EXERCISE REQUIREMENTS: Pick out the lines below that include the string "priekšu".

ITEMS:
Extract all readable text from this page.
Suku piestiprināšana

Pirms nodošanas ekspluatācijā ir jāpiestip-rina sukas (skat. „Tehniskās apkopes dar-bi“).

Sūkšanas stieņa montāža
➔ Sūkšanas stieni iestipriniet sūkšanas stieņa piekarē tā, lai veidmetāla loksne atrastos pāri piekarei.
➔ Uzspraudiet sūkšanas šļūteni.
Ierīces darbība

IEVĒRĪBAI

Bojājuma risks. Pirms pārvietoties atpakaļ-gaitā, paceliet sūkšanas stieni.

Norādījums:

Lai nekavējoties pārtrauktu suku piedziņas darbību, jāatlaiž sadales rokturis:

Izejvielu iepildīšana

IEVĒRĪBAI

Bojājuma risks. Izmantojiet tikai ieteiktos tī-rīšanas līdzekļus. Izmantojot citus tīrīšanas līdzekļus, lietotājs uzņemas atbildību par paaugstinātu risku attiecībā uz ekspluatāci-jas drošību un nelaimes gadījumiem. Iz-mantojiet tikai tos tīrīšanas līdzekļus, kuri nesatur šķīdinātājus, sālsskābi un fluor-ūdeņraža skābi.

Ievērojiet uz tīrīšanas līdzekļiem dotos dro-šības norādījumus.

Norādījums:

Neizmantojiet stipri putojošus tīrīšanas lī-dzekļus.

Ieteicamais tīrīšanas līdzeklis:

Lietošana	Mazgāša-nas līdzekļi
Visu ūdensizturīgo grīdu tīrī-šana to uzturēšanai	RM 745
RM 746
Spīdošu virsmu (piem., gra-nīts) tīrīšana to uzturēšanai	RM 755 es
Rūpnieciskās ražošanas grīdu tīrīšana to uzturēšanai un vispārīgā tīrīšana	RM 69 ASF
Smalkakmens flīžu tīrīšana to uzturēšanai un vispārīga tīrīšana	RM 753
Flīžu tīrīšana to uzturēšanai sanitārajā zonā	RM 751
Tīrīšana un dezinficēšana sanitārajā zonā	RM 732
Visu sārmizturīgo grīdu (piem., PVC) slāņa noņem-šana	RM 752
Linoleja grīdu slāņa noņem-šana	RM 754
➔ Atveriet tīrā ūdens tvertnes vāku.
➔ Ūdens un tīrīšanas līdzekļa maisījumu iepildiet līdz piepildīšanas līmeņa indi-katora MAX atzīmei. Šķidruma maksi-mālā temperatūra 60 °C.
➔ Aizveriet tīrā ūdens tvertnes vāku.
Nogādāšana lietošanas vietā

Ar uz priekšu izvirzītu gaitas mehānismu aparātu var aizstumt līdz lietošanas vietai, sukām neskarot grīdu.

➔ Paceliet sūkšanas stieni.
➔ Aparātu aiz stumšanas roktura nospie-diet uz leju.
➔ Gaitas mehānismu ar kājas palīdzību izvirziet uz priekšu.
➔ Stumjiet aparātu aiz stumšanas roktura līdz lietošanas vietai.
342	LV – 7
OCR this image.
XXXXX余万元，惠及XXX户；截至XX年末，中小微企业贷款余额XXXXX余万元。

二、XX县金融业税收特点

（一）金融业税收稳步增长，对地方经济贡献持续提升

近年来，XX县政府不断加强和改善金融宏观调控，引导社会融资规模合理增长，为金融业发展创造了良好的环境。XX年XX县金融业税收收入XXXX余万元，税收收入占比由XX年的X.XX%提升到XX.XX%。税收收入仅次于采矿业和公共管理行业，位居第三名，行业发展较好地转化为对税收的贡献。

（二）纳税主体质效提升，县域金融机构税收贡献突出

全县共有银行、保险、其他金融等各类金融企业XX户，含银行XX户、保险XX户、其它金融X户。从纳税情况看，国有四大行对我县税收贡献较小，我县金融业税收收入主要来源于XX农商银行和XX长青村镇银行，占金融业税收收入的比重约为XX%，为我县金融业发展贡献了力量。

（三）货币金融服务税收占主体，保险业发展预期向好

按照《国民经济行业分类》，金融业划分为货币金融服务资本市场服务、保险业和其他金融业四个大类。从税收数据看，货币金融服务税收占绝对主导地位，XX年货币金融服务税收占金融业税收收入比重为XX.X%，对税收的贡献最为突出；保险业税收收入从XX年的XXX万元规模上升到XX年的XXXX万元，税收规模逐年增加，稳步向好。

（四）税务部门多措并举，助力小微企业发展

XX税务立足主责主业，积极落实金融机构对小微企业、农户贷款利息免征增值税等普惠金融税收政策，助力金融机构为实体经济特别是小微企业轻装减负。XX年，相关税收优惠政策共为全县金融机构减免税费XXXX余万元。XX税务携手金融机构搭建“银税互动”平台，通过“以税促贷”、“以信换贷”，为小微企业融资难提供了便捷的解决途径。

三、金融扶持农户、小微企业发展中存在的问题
--
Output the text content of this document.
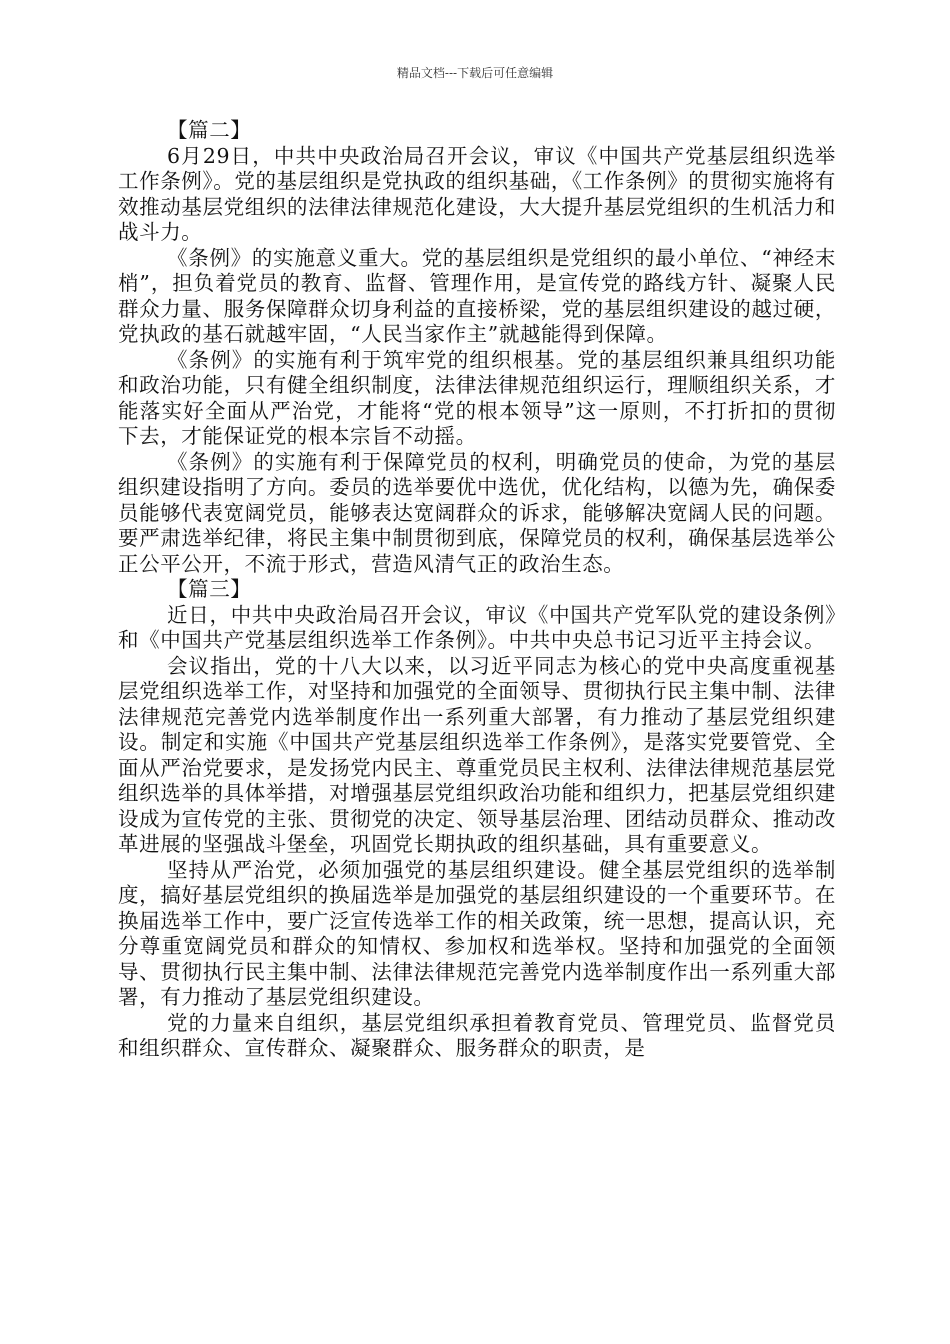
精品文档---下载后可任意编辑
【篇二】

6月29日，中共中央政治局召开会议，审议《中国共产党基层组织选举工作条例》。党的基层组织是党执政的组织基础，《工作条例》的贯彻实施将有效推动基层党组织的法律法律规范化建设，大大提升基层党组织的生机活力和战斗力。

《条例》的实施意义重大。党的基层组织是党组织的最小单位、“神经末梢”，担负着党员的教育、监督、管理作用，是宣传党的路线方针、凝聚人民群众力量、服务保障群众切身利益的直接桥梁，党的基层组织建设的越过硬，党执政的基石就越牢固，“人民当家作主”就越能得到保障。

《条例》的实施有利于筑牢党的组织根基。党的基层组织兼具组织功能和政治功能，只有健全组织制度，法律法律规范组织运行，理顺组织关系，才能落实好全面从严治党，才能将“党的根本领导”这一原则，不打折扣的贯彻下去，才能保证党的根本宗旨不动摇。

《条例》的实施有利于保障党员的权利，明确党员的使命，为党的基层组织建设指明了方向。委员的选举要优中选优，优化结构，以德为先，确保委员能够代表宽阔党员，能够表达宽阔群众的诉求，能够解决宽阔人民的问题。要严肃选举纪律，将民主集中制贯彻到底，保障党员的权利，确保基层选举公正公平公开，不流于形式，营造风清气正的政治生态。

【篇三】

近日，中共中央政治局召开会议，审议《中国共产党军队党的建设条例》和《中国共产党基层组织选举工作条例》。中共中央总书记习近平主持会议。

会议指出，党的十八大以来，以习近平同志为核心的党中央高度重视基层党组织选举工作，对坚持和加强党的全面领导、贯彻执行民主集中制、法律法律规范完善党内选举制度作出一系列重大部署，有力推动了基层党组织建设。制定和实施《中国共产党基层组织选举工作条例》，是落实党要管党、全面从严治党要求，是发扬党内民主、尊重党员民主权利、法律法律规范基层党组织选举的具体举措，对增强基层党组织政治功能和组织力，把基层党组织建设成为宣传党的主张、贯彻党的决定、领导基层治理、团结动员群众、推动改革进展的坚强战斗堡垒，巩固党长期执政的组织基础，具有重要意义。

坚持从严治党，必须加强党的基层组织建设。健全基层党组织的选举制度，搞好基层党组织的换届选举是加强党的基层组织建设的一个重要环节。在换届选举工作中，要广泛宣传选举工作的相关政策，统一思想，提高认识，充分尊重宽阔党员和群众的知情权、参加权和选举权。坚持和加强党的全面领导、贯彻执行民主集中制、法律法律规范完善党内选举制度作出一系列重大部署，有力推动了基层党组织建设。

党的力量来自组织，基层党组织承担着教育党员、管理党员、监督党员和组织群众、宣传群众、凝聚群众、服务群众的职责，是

RESULT OF THIS TASK:
Ar uz priekšu izvirzītu gaitas mehānismu aparātu var aizstumt līdz lietošanas vietai, sukām neskarot grīdu.
➔ Gaitas mehānismu ar kājas palīdzību izvirziet uz priekšu.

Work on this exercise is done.